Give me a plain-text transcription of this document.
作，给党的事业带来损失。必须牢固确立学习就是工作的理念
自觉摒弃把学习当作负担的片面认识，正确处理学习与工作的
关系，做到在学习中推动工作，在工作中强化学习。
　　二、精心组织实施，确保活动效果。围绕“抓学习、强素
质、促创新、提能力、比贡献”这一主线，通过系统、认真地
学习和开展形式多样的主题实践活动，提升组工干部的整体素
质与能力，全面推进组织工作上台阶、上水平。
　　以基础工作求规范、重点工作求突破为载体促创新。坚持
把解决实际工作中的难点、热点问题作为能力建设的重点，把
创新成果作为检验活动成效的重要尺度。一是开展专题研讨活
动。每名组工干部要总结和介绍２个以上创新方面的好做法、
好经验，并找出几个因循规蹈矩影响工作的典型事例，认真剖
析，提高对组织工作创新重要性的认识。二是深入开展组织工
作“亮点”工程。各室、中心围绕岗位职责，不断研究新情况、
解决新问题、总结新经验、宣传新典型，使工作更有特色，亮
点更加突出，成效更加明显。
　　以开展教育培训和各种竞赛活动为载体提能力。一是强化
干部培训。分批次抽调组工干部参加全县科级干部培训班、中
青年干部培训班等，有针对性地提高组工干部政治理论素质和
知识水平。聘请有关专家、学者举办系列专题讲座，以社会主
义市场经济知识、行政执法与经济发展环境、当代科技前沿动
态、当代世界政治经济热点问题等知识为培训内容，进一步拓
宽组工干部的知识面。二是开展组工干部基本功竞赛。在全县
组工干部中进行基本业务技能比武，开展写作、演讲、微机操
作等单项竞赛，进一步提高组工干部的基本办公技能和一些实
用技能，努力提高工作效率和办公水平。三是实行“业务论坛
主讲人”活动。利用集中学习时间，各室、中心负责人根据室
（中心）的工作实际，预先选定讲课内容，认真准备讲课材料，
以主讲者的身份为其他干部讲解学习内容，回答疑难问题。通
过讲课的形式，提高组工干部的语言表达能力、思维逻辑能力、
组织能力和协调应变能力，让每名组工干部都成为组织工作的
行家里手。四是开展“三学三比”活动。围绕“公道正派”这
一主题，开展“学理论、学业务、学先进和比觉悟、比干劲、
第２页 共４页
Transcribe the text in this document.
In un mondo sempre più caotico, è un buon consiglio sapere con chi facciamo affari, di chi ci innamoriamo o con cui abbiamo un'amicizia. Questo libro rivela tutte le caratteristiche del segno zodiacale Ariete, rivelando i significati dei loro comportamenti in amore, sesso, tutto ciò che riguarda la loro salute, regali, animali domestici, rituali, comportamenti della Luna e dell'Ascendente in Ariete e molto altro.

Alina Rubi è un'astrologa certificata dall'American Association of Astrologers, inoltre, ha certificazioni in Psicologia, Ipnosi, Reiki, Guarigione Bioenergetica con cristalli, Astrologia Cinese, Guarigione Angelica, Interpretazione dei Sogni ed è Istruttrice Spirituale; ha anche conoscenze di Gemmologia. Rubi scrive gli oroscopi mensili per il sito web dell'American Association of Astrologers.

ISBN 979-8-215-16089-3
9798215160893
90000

• **Task statement**
Return exactly the lines of the data, and only those, from the line with "Transcribe the text in this document." through the last line, inclusive.

• **Correct response**
Transcribe the text in this document.
In un mondo sempre più caotico, è un buon consiglio sapere con chi facciamo affari, di chi ci innamoriamo o con cui abbiamo un'amicizia. Questo libro rivela tutte le caratteristiche del segno zodiacale Ariete, rivelando i significati dei loro comportamenti in amore, sesso, tutto ciò che riguarda la loro salute, regali, animali domestici, rituali, comportamenti della Luna e dell'Ascendente in Ariete e molto altro.

Alina Rubi è un'astrologa certificata dall'American Association of Astrologers, inoltre, ha certificazioni in Psicologia, Ipnosi, Reiki, Guarigione Bioenergetica con cristalli, Astrologia Cinese, Guarigione Angelica, Interpretazione dei Sogni ed è Istruttrice Spirituale; ha anche conoscenze di Gemmologia. Rubi scrive gli oroscopi mensili per il sito web dell'American Association of Astrologers.

ISBN 979-8-215-16089-3
9798215160893
90000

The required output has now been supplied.